It seems like forever ago that if you were buying a smartphone, you were buying a BlackBerry. That wasn’t that long ago, really, but in ‘tech years’ it was an eternity. A generation has come of age in a world where Apple and Android fought for handset supremacy and BlackBerry, the grandfather of the smartphone, was as passé as a home telephone.
The company could have folded, faded, or, tried to claw its way back into the increasingly crowded smartphone market, but they didn’t. Instead, BlackBerry diversified, leading to the recent news that the company topped projected forecasts, thanks in large part to its new endeavors in software and services.
The transition from trend-setting hardware company to also-ran to software giant didn’t happen overnight. Change was gradual, and it was tough. New CEO John Chen came in late in 2013, and set about helping BlackBerry transform to not only survive but thrive.
Initially, those ideas met with some pushback. After all, BlackBerry practically invented the business smartphone. Couldn’t they retake some of the market lost to Apple or Android or Google? Well, now we won’t know, because Chen wisely moved his company in a different direction. BlackBerry is still active in the smartphone handset market, but, like Microsoft, the company had seen the writing on the wall and chose to shift.
Today, hardware makes up less than one percent of BlackBerry’s total sales, according to CNN. You read that right: less than one percent. Instead, BlackBerry is banking on licensing deals for companies that run BlackBerry software on their handsets.

- _Record extracts_
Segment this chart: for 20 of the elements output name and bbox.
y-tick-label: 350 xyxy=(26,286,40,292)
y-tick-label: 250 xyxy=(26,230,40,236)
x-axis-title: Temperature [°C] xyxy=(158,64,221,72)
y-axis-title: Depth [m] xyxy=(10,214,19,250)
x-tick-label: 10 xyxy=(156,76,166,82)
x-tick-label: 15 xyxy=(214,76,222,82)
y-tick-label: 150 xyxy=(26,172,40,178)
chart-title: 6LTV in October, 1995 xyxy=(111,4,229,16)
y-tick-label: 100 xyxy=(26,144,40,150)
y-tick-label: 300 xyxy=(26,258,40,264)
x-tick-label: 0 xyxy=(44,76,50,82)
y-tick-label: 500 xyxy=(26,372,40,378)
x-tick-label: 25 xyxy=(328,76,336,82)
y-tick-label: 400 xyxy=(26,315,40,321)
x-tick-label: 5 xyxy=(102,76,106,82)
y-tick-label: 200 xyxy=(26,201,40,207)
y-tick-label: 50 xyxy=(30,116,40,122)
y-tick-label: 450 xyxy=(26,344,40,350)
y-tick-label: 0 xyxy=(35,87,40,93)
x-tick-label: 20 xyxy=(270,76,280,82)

- _Task instructions_
Carry on the article about BlackBerry's move from phones to software, starting right after its last sentence.

- _Task answer_
Plus, BlackBerry is building apps to sell on the Android market. Making cash off the completion? Looks like a pretty effective strategy so far. Another aspect of that strategy? Partnerships, Chen told CNN: “Partnerships are a big part of our strategy, especially when you are in the software business. It’s what you have to do…”
Those partnerships include making navigation software and cyber security tools for auto manufacturers…and that’s just the beginning of the diversification. BlackBerry is betting on multiple lines of income not only to stay afloat but to continue to grow. Not too bad for a company that was, not that long ago, betting on a single product.
Part of the diversification process, of course, is shifting the brand. The phone name was the brand name, so that has taken some doing. Instead of some elaborate rebranding campaign, BlackBerry just started doing other things, a little bit at a time. And, because they were doing those things well, the right people began to see them as much more than an overshadowed phone company. Now, BlackBerry is so much more, and, all signs point to even more shifts and growth on the horizon.